* **EXERCISE DESCRIPTION**
Go through the entries below, tally each line with the string "color", and give the final number by itself.

* **RECORD LIST**
******
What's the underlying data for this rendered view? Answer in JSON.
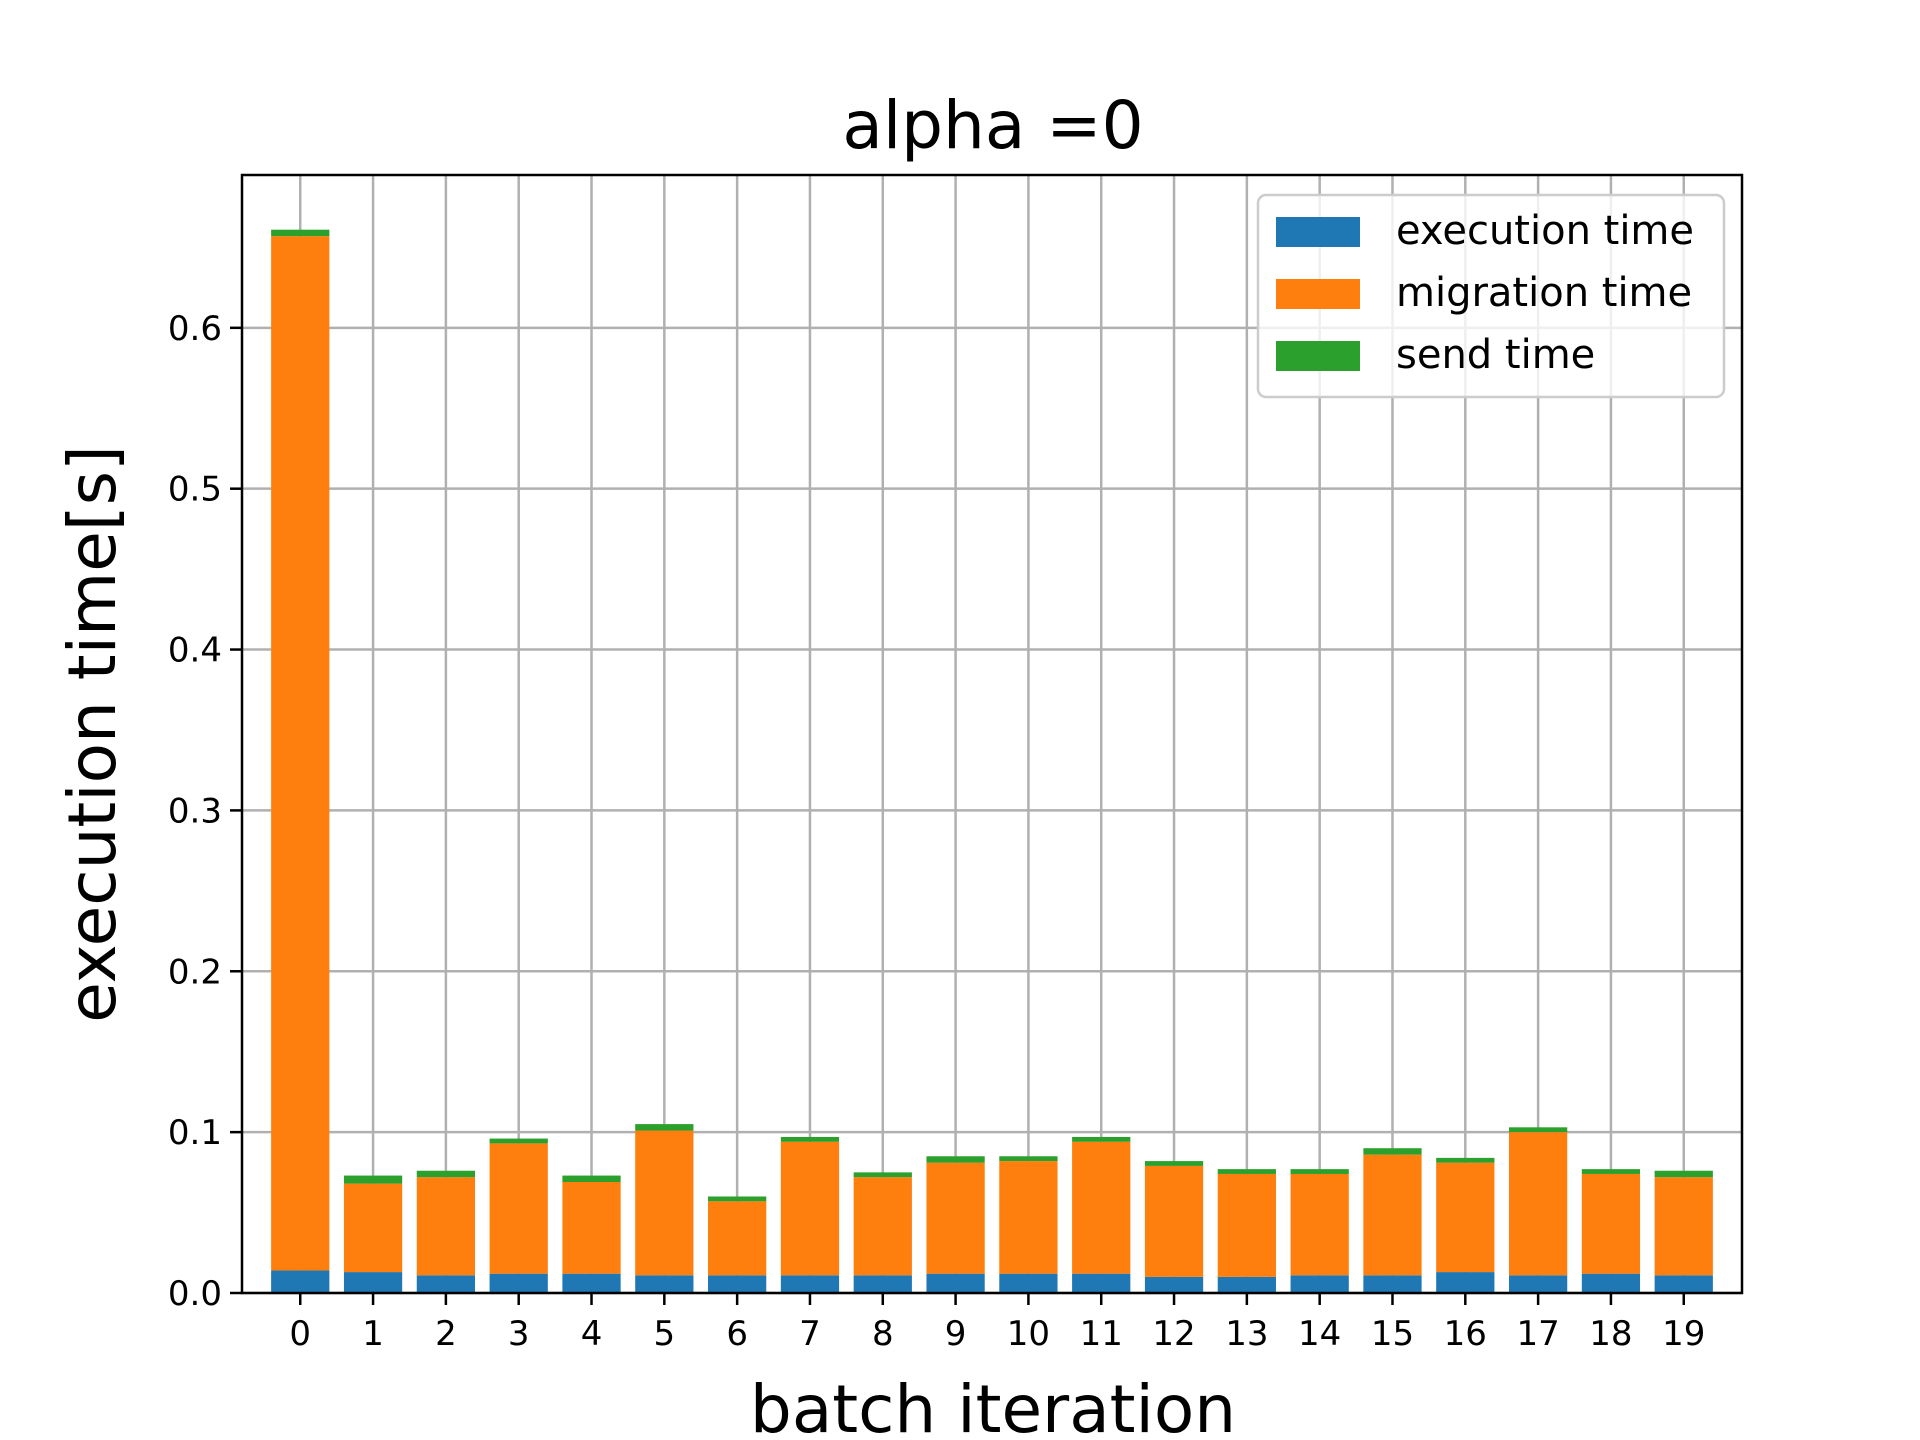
{
  "chart_data": {
    "type": "bar",
    "stacked": true,
    "title": "alpha =0",
    "xlabel": "batch iteration",
    "ylabel": "execution time[s]",
    "categories": [
      "0",
      "1",
      "2",
      "3",
      "4",
      "5",
      "6",
      "7",
      "8",
      "9",
      "10",
      "11",
      "12",
      "13",
      "14",
      "15",
      "16",
      "17",
      "18",
      "19"
    ],
    "ylim": [
      0,
      0.695
    ],
    "yticks": [
      "0.0",
      "0.1",
      "0.2",
      "0.3",
      "0.4",
      "0.5",
      "0.6"
    ],
    "ytick_values": [
      0.0,
      0.1,
      0.2,
      0.3,
      0.4,
      0.5,
      0.6
    ],
    "grid": true,
    "legend_position": "top-right",
    "series": [
      {
        "name": "execution time",
        "color": "#1f77b4",
        "values": [
          0.014,
          0.013,
          0.011,
          0.012,
          0.012,
          0.011,
          0.011,
          0.011,
          0.011,
          0.012,
          0.012,
          0.012,
          0.01,
          0.01,
          0.011,
          0.011,
          0.013,
          0.011,
          0.012,
          0.011
        ]
      },
      {
        "name": "migration time",
        "color": "#ff7f0e",
        "values": [
          0.643,
          0.055,
          0.061,
          0.081,
          0.057,
          0.09,
          0.046,
          0.083,
          0.061,
          0.069,
          0.07,
          0.082,
          0.069,
          0.064,
          0.063,
          0.075,
          0.068,
          0.089,
          0.062,
          0.061
        ]
      },
      {
        "name": "send time",
        "color": "#2ca02c",
        "values": [
          0.004,
          0.005,
          0.004,
          0.003,
          0.004,
          0.004,
          0.003,
          0.003,
          0.003,
          0.004,
          0.003,
          0.003,
          0.003,
          0.003,
          0.003,
          0.004,
          0.003,
          0.003,
          0.003,
          0.004
        ]
      }
    ]
  }
}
******
* **SOLVED EXERCISE**
3